Problem description
Repeat the data word for word. Do not include the pictures.

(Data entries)
===
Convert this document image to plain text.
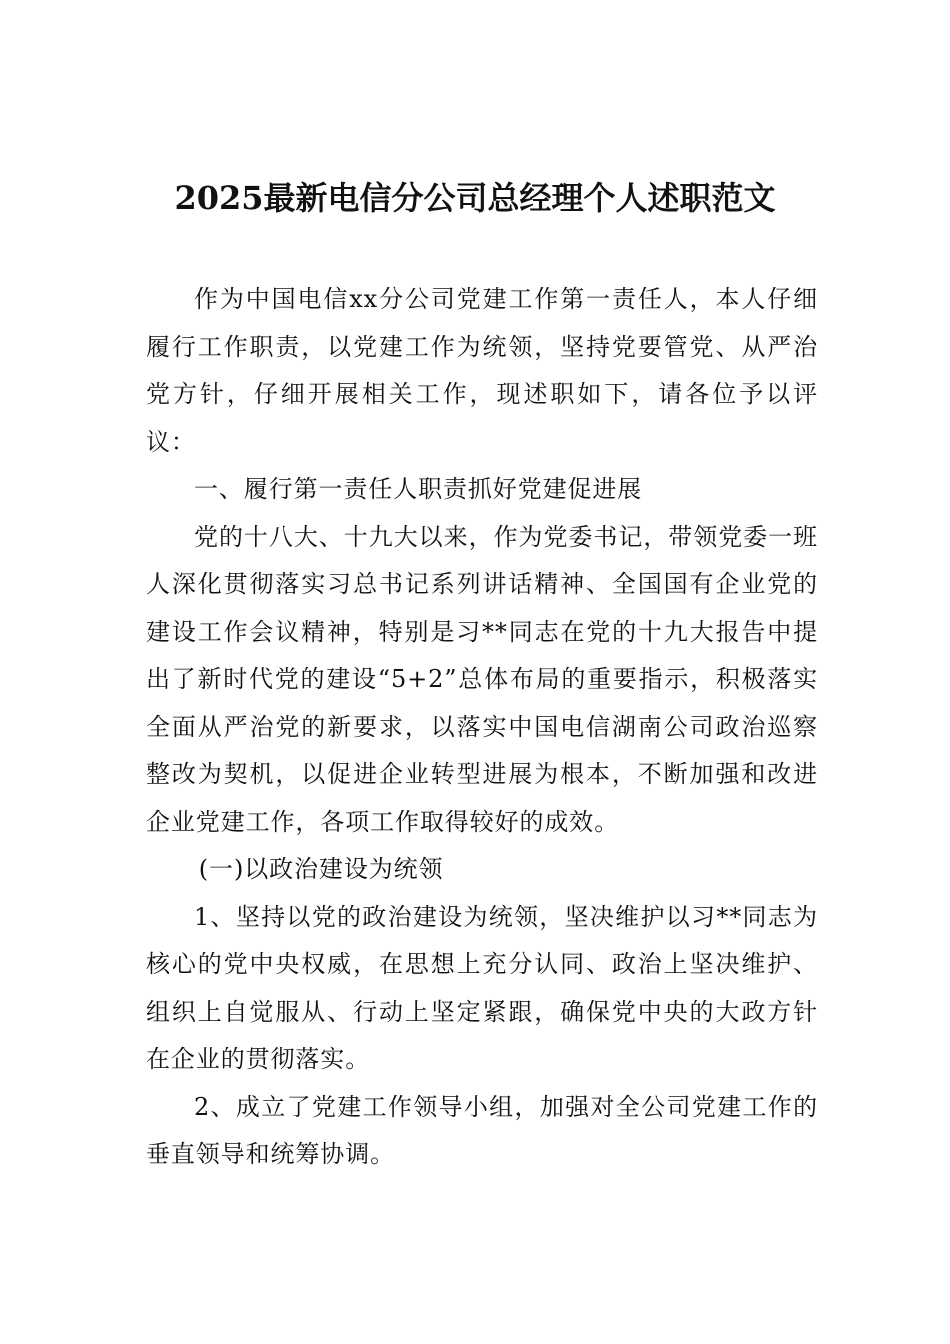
2025最新电信分公司总经理个人述职范文

作为中国电信xx分公司党建工作第一责任人，本人仔细履行工作职责，以党建工作为统领，坚持党要管党、从严治党方针，仔细开展相关工作，现述职如下，请各位予以评议：

一、履行第一责任人职责抓好党建促进展

党的十八大、十九大以来，作为党委书记，带领党委一班人深化贯彻落实习总书记系列讲话精神、全国国有企业党的建设工作会议精神，特别是习**同志在党的十九大报告中提出了新时代党的建设“5+2”总体布局的重要指示，积极落实全面从严治党的新要求，以落实中国电信湖南公司政治巡察整改为契机，以促进企业转型进展为根本，不断加强和改进企业党建工作，各项工作取得较好的成效。

(一)以政治建设为统领

1、坚持以党的政治建设为统领，坚决维护以习**同志为核心的党中央权威，在思想上充分认同、政治上坚决维护、组织上自觉服从、行动上坚定紧跟，确保党中央的大政方针在企业的贯彻落实。

2、成立了党建工作领导小组，加强对全公司党建工作的垂直领导和统筹协调。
===
Worked answer
Convert this document image to plain text.
2025最新电信分公司总经理个人述职范文

作为中国电信xx分公司党建工作第一责任人，本人仔细履行工作职责，以党建工作为统领，坚持党要管党、从严治党方针，仔细开展相关工作，现述职如下，请各位予以评议：

一、履行第一责任人职责抓好党建促进展

党的十八大、十九大以来，作为党委书记，带领党委一班人深化贯彻落实习总书记系列讲话精神、全国国有企业党的建设工作会议精神，特别是习**同志在党的十九大报告中提出了新时代党的建设“5+2”总体布局的重要指示，积极落实全面从严治党的新要求，以落实中国电信湖南公司政治巡察整改为契机，以促进企业转型进展为根本，不断加强和改进企业党建工作，各项工作取得较好的成效。

(一)以政治建设为统领

1、坚持以党的政治建设为统领，坚决维护以习**同志为核心的党中央权威，在思想上充分认同、政治上坚决维护、组织上自觉服从、行动上坚定紧跟，确保党中央的大政方针在企业的贯彻落实。

2、成立了党建工作领导小组，加强对全公司党建工作的垂直领导和统筹协调。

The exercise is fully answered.